begin
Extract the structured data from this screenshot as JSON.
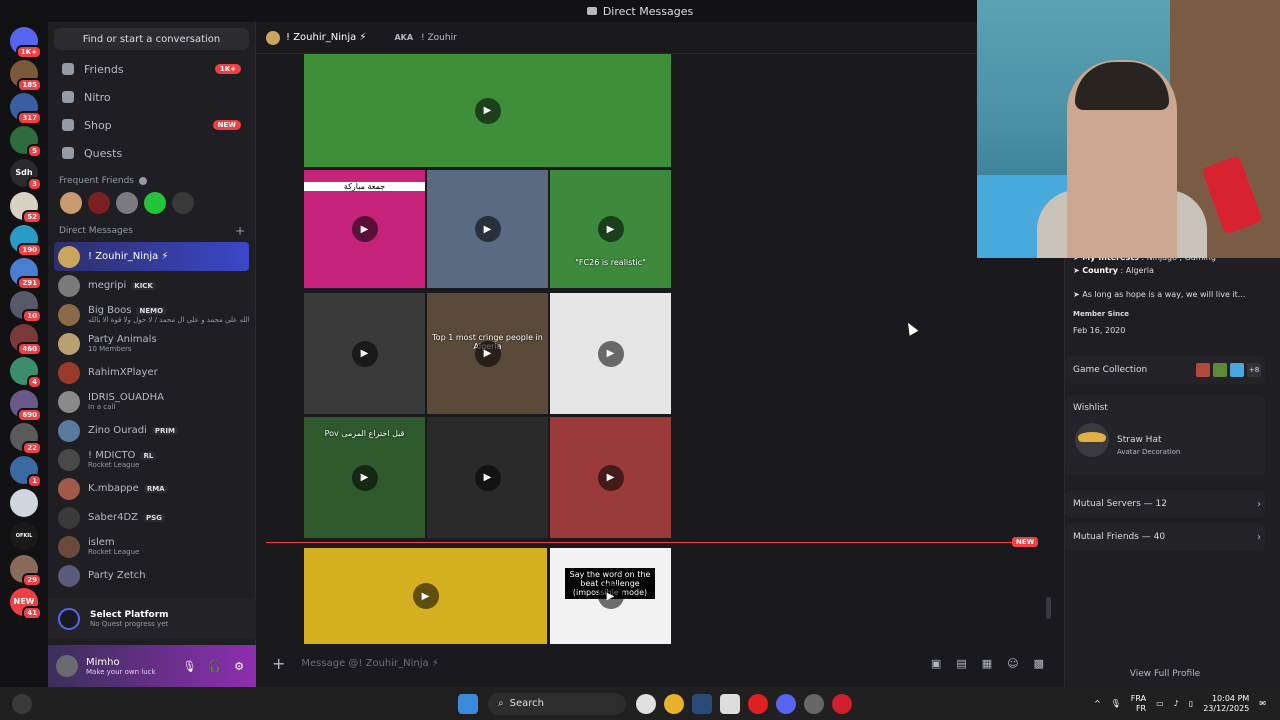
{
  "window": {
    "title": "Direct Messages"
  },
  "rail": {
    "servers": [
      {
        "badge": "1K+",
        "color": "#5865f2",
        "label": ""
      },
      {
        "badge": "185",
        "color": "#7b5a3b",
        "label": ""
      },
      {
        "badge": "317",
        "color": "#3a5fa0",
        "label": ""
      },
      {
        "badge": "5",
        "color": "#2f6b3d",
        "label": ""
      },
      {
        "badge": "3",
        "color": "#2a2a2f",
        "label": "Sdh"
      },
      {
        "badge": "52",
        "color": "#d8d0c0",
        "label": ""
      },
      {
        "badge": "190",
        "color": "#2a9bc4",
        "label": ""
      },
      {
        "badge": "291",
        "color": "#4a7ed0",
        "label": ""
      },
      {
        "badge": "10",
        "color": "#555a66",
        "label": ""
      },
      {
        "badge": "460",
        "color": "#7a3a3a",
        "label": ""
      },
      {
        "badge": "4",
        "color": "#3a8f6a",
        "label": ""
      },
      {
        "badge": "690",
        "color": "#6a5a8a",
        "label": ""
      },
      {
        "badge": "22",
        "color": "#5a5a5a",
        "label": ""
      },
      {
        "badge": "1",
        "color": "#3a6aa0",
        "label": ""
      },
      {
        "badge": "",
        "color": "#d0d6e0",
        "label": ""
      },
      {
        "badge": "",
        "color": "#1a1a1a",
        "label": "OFKIL TEAM"
      },
      {
        "badge": "29",
        "color": "#8a6a5a",
        "label": ""
      },
      {
        "badge": "41",
        "color": "#f23f43",
        "label": "NEW"
      }
    ]
  },
  "sidebar": {
    "find_placeholder": "Find or start a conversation",
    "nav": [
      {
        "label": "Friends",
        "badge": "1K+",
        "icon": "friends-icon"
      },
      {
        "label": "Nitro",
        "badge": "",
        "icon": "nitro-icon"
      },
      {
        "label": "Shop",
        "badge": "NEW",
        "icon": "shop-icon"
      },
      {
        "label": "Quests",
        "badge": "",
        "icon": "quests-icon"
      }
    ],
    "frequent_title": "Frequent Friends",
    "dm_title": "Direct Messages",
    "dms": [
      {
        "name": "! Zouhir_Ninja ⚡",
        "sub": "",
        "tag": "",
        "color": "#c9a55d",
        "active": true
      },
      {
        "name": "megripi",
        "sub": "",
        "tag": "KICK",
        "color": "#7a7a7a"
      },
      {
        "name": "Big Boos",
        "sub": "صلى الله على محمد و على ال محمد / لا حول ولا قوة الا بالله",
        "tag": "NEMO",
        "color": "#8a6a4a"
      },
      {
        "name": "Party Animals",
        "sub": "10 Members",
        "tag": "",
        "color": "#b8a070"
      },
      {
        "name": "RahimXPlayer",
        "sub": "",
        "tag": "",
        "color": "#9a3a2a"
      },
      {
        "name": "IDRIS_OUADHA",
        "sub": "In a call",
        "tag": "",
        "color": "#8a8a8a"
      },
      {
        "name": "Zino Ouradi",
        "sub": "",
        "tag": "PRIM",
        "color": "#5a7aa0"
      },
      {
        "name": "! MDICTO",
        "sub": "Rocket League",
        "tag": "RL",
        "color": "#4a4a4a"
      },
      {
        "name": "K.mbappe",
        "sub": "",
        "tag": "RMA",
        "color": "#a05a4a"
      },
      {
        "name": "Saber4DZ",
        "sub": "",
        "tag": "PSG",
        "color": "#3a3a3a"
      },
      {
        "name": "islem",
        "sub": "Rocket League",
        "tag": "",
        "color": "#6a4a3a"
      },
      {
        "name": "Party Zetch",
        "sub": "",
        "tag": "",
        "color": "#5a5a7a"
      }
    ],
    "platform": {
      "title": "Select Platform",
      "sub": "No Quest progress yet"
    },
    "user": {
      "name": "Mimho",
      "status": "Make your own luck"
    }
  },
  "chat": {
    "recipient": "! Zouhir_Ninja ⚡",
    "aka_label": "AKA",
    "aka_name": "! Zouhir",
    "new_label": "NEW",
    "input_placeholder": "Message @! Zouhir_Ninja ⚡",
    "media": [
      {
        "caption": "",
        "color": "#3f8f3a"
      },
      {
        "caption": "جمعة مباركة",
        "color": "#c6237a"
      },
      {
        "caption": "",
        "color": "#5a6a80"
      },
      {
        "caption": "\"FC26 is realistic\"",
        "color": "#3d8a3d"
      },
      {
        "caption": "",
        "color": "#3a3a3a"
      },
      {
        "caption": "Top 1 most cringe people in Algeria",
        "color": "#5a4a3a"
      },
      {
        "caption": "",
        "color": "#e6e6e6"
      },
      {
        "caption": "Pov قبل اختراع المرمى",
        "color": "#2e5a2e"
      },
      {
        "caption": "",
        "color": "#2a2a2a"
      },
      {
        "caption": "",
        "color": "#9a3a3a"
      },
      {
        "caption": "",
        "color": "#d4b020"
      },
      {
        "caption": "Say the word on the beat challenge (impossible mode)",
        "color": "#f2f2f2"
      }
    ]
  },
  "profile": {
    "interests_label": "My Interests",
    "interests": "Ninjago , Gaming",
    "country_label": "Country",
    "country": "Algeria",
    "quote": "As long as hope is a way, we will live it...",
    "member_since_label": "Member Since",
    "member_since": "Feb 16, 2020",
    "game_collection": "Game Collection",
    "game_more": "+8",
    "wishlist": "Wishlist",
    "wish_item": "Straw Hat",
    "wish_type": "Avatar Decoration",
    "mutual_servers": "Mutual Servers — 12",
    "mutual_friends": "Mutual Friends — 40",
    "view_full": "View Full Profile"
  },
  "taskbar": {
    "search": "Search",
    "lang1": "FRA",
    "lang2": "FR",
    "time": "10:04 PM",
    "date": "23/12/2025"
  }
}
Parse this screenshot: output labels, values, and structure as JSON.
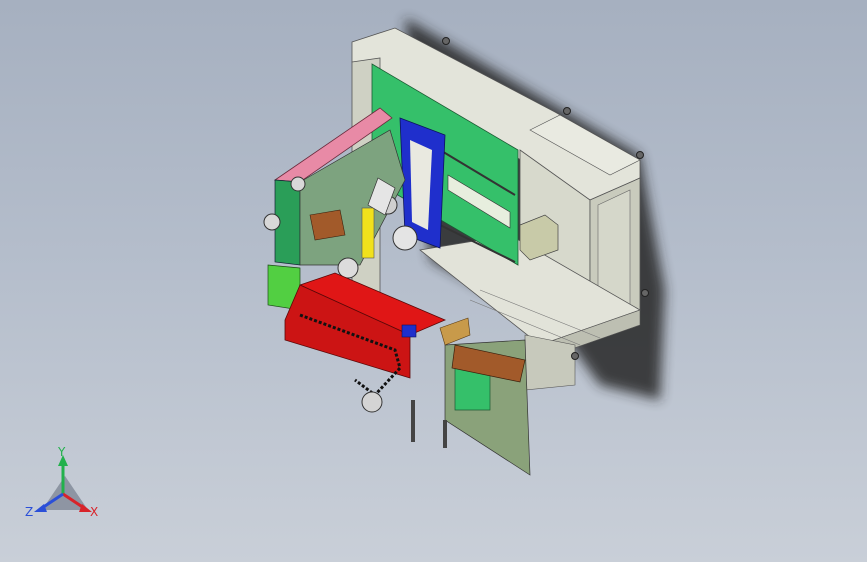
end
• **EXERCISE INSTRUCTIONS**:
Will you set down the records word for word while leaving out every picture?

• **EXERCISE RESULT**:
Extract the structured data from this screenshot as JSON.
{
  "window": {
    "title": "Direct Messages"
  },
  "rail": {
    "servers": [
      {
        "badge": "1K+",
        "color": "#5865f2",
        "label": ""
      },
      {
        "badge": "185",
        "color": "#7b5a3b",
        "label": ""
      },
      {
        "badge": "317",
        "color": "#3a5fa0",
        "label": ""
      },
      {
        "badge": "5",
        "color": "#2f6b3d",
        "label": ""
      },
      {
        "badge": "3",
        "color": "#2a2a2f",
        "label": "Sdh"
      },
      {
        "badge": "52",
        "color": "#d8d0c0",
        "label": ""
      },
      {
        "badge": "190",
        "color": "#2a9bc4",
        "label": ""
      },
      {
        "badge": "291",
        "color": "#4a7ed0",
        "label": ""
      },
      {
        "badge": "10",
        "color": "#555a66",
        "label": ""
      },
      {
        "badge": "460",
        "color": "#7a3a3a",
        "label": ""
      },
      {
        "badge": "4",
        "color": "#3a8f6a",
        "label": ""
      },
      {
        "badge": "690",
        "color": "#6a5a8a",
        "label": ""
      },
      {
        "badge": "22",
        "color": "#5a5a5a",
        "label": ""
      },
      {
        "badge": "1",
        "color": "#3a6aa0",
        "label": ""
      },
      {
        "badge": "",
        "color": "#d0d6e0",
        "label": ""
      },
      {
        "badge": "",
        "color": "#1a1a1a",
        "label": "OFKIL TEAM"
      },
      {
        "badge": "29",
        "color": "#8a6a5a",
        "label": ""
      },
      {
        "badge": "41",
        "color": "#f23f43",
        "label": "NEW"
      }
    ]
  },
  "sidebar": {
    "find_placeholder": "Find or start a conversation",
    "nav": [
      {
        "label": "Friends",
        "badge": "1K+",
        "icon": "friends-icon"
      },
      {
        "label": "Nitro",
        "badge": "",
        "icon": "nitro-icon"
      },
      {
        "label": "Shop",
        "badge": "NEW",
        "icon": "shop-icon"
      },
      {
        "label": "Quests",
        "badge": "",
        "icon": "quests-icon"
      }
    ],
    "frequent_title": "Frequent Friends",
    "dm_title": "Direct Messages",
    "dms": [
      {
        "name": "! Zouhir_Ninja ⚡",
        "sub": "",
        "tag": "",
        "color": "#c9a55d",
        "active": true
      },
      {
        "name": "megripi",
        "sub": "",
        "tag": "KICK",
        "color": "#7a7a7a"
      },
      {
        "name": "Big Boos",
        "sub": "صلى الله على محمد و على ال محمد / لا حول ولا قوة الا بالله",
        "tag": "NEMO",
        "color": "#8a6a4a"
      },
      {
        "name": "Party Animals",
        "sub": "10 Members",
        "tag": "",
        "color": "#b8a070"
      },
      {
        "name": "RahimXPlayer",
        "sub": "",
        "tag": "",
        "color": "#9a3a2a"
      },
      {
        "name": "IDRIS_OUADHA",
        "sub": "In a call",
        "tag": "",
        "color": "#8a8a8a"
      },
      {
        "name": "Zino Ouradi",
        "sub": "",
        "tag": "PRIM",
        "color": "#5a7aa0"
      },
      {
        "name": "! MDICTO",
        "sub": "Rocket League",
        "tag": "RL",
        "color": "#4a4a4a"
      },
      {
        "name": "K.mbappe",
        "sub": "",
        "tag": "RMA",
        "color": "#a05a4a"
      },
      {
        "name": "Saber4DZ",
        "sub": "",
        "tag": "PSG",
        "color": "#3a3a3a"
      },
      {
        "name": "islem",
        "sub": "Rocket League",
        "tag": "",
        "color": "#6a4a3a"
      },
      {
        "name": "Party Zetch",
        "sub": "",
        "tag": "",
        "color": "#5a5a7a"
      }
    ],
    "platform": {
      "title": "Select Platform",
      "sub": "No Quest progress yet"
    },
    "user": {
      "name": "Mimho",
      "status": "Make your own luck"
    }
  },
  "chat": {
    "recipient": "! Zouhir_Ninja ⚡",
    "aka_label": "AKA",
    "aka_name": "! Zouhir",
    "new_label": "NEW",
    "input_placeholder": "Message @! Zouhir_Ninja ⚡",
    "media": [
      {
        "caption": "",
        "color": "#3f8f3a"
      },
      {
        "caption": "جمعة مباركة",
        "color": "#c6237a"
      },
      {
        "caption": "",
        "color": "#5a6a80"
      },
      {
        "caption": "\"FC26 is realistic\"",
        "color": "#3d8a3d"
      },
      {
        "caption": "",
        "color": "#3a3a3a"
      },
      {
        "caption": "Top 1 most cringe people in Algeria",
        "color": "#5a4a3a"
      },
      {
        "caption": "",
        "color": "#e6e6e6"
      },
      {
        "caption": "Pov قبل اختراع المرمى",
        "color": "#2e5a2e"
      },
      {
        "caption": "",
        "color": "#2a2a2a"
      },
      {
        "caption": "",
        "color": "#9a3a3a"
      },
      {
        "caption": "",
        "color": "#d4b020"
      },
      {
        "caption": "Say the word on the beat challenge (impossible mode)",
        "color": "#f2f2f2"
      }
    ]
  },
  "profile": {
    "interests_label": "My Interests",
    "interests": "Ninjago , Gaming",
    "country_label": "Country",
    "country": "Algeria",
    "quote": "As long as hope is a way, we will live it...",
    "member_since_label": "Member Since",
    "member_since": "Feb 16, 2020",
    "game_collection": "Game Collection",
    "game_more": "+8",
    "wishlist": "Wishlist",
    "wish_item": "Straw Hat",
    "wish_type": "Avatar Decoration",
    "mutual_servers": "Mutual Servers — 12",
    "mutual_friends": "Mutual Friends — 40",
    "view_full": "View Full Profile"
  },
  "taskbar": {
    "search": "Search",
    "lang1": "FRA",
    "lang2": "FR",
    "time": "10:04 PM",
    "date": "23/12/2025"
  }
}
Parse this screenshot: output labels, values, and structure as JSON.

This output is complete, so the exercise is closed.